[Collection entries]
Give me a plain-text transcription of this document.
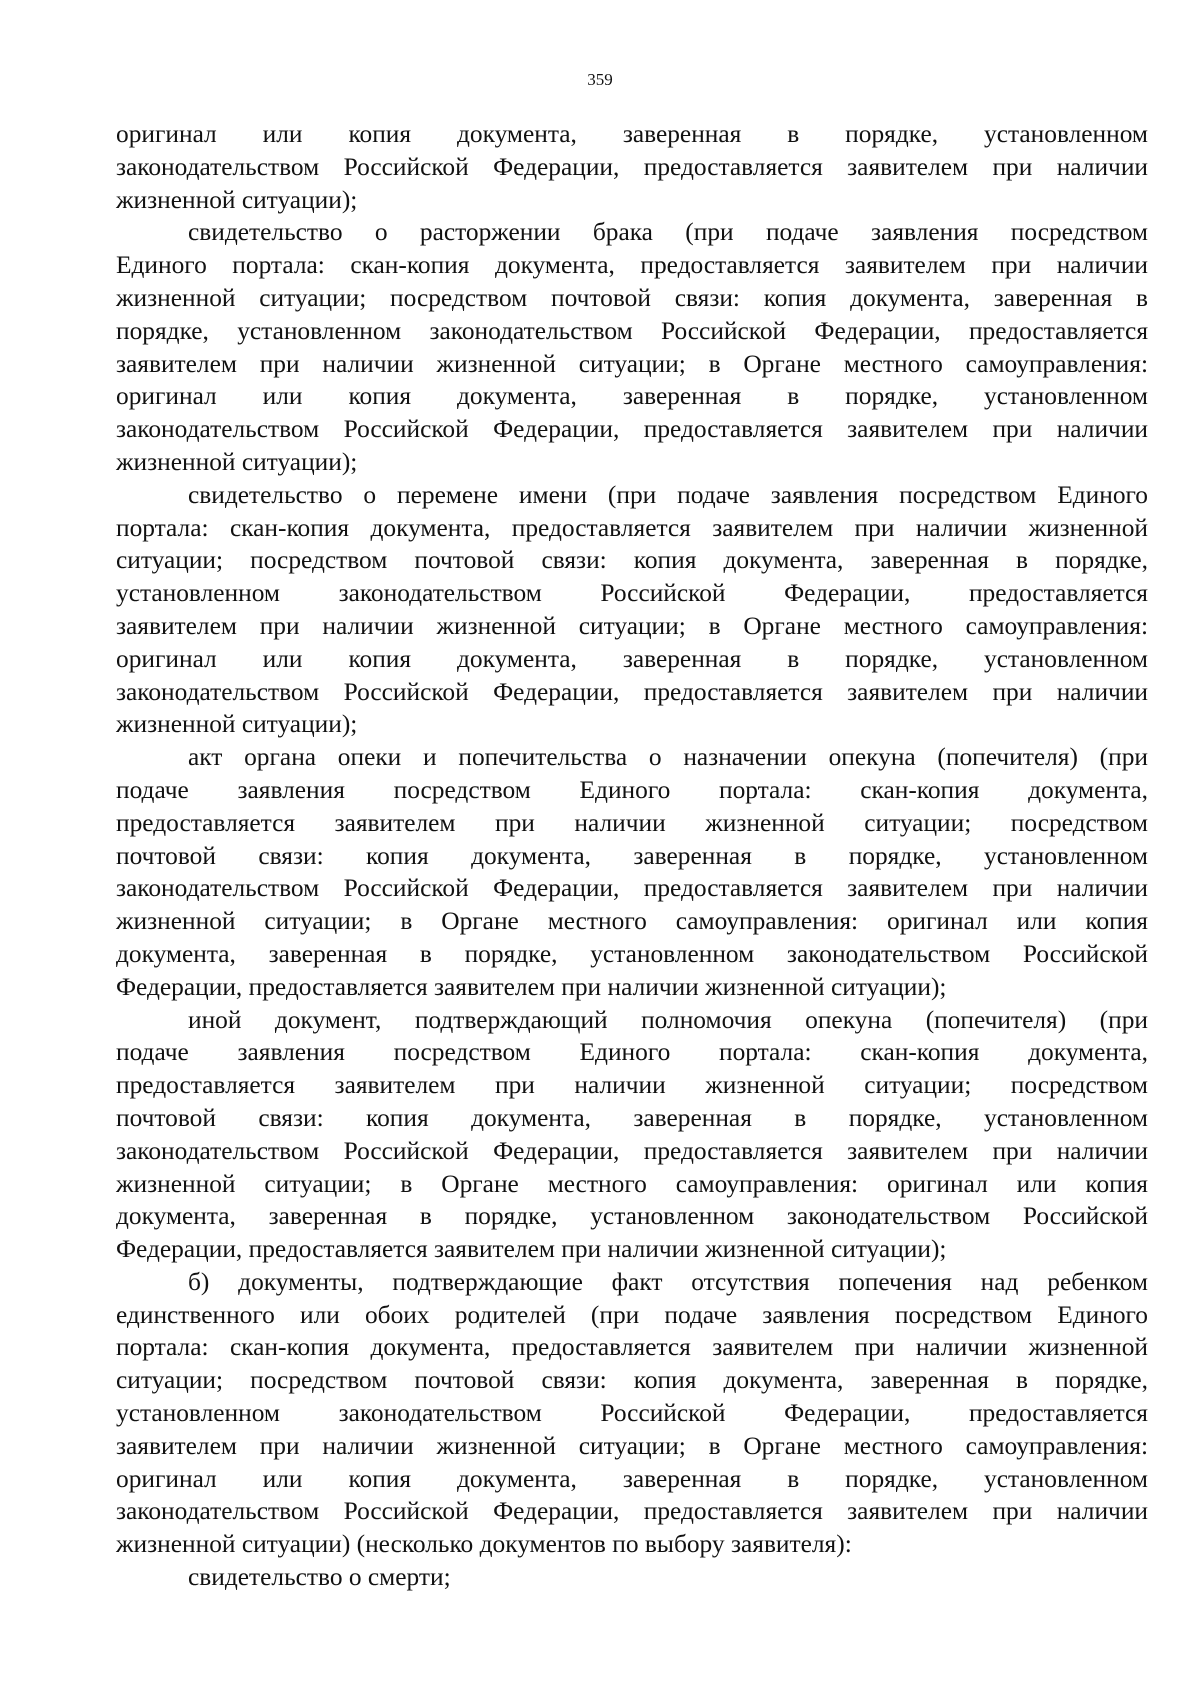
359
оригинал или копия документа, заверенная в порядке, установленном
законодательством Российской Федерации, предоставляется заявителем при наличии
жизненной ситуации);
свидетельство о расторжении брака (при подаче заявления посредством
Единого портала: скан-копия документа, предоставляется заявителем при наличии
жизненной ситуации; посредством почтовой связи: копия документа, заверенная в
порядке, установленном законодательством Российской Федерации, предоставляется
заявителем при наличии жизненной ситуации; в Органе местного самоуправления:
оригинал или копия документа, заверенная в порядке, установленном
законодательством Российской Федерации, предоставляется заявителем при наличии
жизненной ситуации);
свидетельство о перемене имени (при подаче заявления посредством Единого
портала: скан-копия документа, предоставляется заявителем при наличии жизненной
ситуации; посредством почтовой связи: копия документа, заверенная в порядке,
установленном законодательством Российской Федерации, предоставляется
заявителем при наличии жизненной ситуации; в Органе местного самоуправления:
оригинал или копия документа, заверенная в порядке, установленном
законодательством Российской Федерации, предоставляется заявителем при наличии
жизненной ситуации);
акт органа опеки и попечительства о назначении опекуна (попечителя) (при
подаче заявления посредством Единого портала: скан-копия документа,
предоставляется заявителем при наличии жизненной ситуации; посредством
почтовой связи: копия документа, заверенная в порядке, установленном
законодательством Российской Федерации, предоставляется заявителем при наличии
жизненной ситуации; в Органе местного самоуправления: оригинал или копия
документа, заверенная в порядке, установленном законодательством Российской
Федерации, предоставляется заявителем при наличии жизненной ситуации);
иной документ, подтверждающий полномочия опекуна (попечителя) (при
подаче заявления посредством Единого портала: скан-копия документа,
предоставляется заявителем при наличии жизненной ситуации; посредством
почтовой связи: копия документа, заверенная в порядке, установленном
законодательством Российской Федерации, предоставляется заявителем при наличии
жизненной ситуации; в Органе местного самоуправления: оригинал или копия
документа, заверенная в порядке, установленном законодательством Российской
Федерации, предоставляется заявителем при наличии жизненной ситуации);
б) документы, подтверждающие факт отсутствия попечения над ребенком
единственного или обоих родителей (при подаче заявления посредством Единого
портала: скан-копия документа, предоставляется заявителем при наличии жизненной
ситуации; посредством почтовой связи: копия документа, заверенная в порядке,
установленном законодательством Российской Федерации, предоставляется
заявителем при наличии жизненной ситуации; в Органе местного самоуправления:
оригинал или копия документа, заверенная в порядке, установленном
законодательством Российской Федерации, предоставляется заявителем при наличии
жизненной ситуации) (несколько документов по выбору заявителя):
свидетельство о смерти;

--

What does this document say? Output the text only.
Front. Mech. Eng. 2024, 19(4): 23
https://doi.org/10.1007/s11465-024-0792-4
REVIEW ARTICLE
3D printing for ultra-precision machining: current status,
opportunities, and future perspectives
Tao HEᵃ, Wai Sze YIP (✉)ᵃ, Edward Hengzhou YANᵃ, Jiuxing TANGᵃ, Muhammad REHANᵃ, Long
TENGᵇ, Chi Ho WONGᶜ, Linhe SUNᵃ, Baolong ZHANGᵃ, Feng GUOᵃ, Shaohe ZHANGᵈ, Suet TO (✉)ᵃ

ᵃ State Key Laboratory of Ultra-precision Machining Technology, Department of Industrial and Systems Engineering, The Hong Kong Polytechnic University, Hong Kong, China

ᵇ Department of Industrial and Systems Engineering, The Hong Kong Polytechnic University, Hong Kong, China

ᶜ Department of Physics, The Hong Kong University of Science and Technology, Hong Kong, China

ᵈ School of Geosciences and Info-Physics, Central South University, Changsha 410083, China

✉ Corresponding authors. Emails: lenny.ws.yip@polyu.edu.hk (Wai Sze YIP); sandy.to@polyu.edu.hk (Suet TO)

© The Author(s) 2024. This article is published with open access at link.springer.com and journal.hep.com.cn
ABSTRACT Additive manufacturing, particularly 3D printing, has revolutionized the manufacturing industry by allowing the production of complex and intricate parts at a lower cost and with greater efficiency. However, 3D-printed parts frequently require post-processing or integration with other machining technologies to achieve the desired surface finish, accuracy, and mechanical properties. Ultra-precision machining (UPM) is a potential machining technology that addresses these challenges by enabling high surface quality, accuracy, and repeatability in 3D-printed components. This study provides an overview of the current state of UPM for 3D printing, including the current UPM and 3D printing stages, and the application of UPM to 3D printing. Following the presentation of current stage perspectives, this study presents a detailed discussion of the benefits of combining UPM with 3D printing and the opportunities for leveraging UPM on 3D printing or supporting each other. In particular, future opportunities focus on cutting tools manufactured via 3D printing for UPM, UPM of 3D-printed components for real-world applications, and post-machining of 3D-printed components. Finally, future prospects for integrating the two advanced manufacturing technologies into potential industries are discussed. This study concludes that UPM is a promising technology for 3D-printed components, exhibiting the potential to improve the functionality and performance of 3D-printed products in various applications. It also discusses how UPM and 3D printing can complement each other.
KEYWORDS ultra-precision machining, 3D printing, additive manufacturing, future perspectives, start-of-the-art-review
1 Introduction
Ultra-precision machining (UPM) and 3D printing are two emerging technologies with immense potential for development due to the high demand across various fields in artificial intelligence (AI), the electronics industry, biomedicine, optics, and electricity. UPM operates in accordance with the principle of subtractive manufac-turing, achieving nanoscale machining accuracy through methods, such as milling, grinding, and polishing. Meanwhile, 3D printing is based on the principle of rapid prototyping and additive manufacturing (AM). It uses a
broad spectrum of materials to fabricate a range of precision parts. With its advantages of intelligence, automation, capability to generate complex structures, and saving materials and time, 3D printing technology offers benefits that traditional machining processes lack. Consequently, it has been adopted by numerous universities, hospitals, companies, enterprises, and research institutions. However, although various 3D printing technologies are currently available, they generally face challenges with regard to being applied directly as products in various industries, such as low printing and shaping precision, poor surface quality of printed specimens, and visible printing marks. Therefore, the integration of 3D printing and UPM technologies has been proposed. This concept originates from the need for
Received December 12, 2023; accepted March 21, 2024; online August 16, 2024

==

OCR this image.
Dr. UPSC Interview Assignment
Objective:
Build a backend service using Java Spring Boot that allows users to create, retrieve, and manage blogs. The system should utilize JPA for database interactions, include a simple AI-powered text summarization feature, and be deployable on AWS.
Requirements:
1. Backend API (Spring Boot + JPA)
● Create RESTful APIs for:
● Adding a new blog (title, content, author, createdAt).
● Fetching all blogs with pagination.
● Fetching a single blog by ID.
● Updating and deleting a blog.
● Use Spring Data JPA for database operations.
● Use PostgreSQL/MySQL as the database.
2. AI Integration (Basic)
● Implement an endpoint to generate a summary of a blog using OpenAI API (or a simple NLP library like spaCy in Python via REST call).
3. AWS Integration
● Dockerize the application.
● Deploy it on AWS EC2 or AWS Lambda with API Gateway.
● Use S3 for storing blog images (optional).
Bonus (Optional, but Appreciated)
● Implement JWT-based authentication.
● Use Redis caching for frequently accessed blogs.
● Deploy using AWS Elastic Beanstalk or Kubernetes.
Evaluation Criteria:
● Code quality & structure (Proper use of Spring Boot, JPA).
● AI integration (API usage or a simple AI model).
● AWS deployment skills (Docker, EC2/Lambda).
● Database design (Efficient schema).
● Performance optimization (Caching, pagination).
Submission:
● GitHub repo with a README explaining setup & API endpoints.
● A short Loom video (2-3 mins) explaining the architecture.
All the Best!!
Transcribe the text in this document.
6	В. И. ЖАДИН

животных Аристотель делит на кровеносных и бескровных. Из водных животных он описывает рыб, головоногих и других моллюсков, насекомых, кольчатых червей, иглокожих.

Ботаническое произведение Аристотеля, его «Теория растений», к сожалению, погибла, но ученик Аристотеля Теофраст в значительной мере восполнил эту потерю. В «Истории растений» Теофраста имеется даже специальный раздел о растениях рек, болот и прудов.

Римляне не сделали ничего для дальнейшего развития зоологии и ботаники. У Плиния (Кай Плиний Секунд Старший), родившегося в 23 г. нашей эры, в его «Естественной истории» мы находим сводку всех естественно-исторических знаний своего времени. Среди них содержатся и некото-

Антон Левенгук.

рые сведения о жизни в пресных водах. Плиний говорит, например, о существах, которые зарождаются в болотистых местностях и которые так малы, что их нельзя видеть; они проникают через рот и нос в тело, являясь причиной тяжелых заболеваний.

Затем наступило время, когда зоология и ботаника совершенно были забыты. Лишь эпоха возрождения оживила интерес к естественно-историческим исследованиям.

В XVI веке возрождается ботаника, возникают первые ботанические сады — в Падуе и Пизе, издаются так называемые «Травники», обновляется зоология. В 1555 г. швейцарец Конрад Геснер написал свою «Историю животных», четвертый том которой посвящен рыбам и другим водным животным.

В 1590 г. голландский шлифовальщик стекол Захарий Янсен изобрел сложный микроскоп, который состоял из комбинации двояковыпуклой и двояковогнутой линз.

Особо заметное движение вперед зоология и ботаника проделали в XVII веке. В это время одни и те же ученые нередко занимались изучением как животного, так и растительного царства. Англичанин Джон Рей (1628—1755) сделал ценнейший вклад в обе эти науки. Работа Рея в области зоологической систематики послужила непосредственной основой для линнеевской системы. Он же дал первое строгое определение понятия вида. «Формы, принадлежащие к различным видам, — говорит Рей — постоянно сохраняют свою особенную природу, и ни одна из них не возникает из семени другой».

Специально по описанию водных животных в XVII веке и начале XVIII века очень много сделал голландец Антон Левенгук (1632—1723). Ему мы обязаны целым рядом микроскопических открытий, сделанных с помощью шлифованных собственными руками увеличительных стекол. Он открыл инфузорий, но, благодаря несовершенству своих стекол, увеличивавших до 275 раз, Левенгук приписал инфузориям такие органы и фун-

EXERCISE TASK. In the listing, find every line with the word "заявления" and state how many there are, nothing more.

SOLUTION BELOW. 5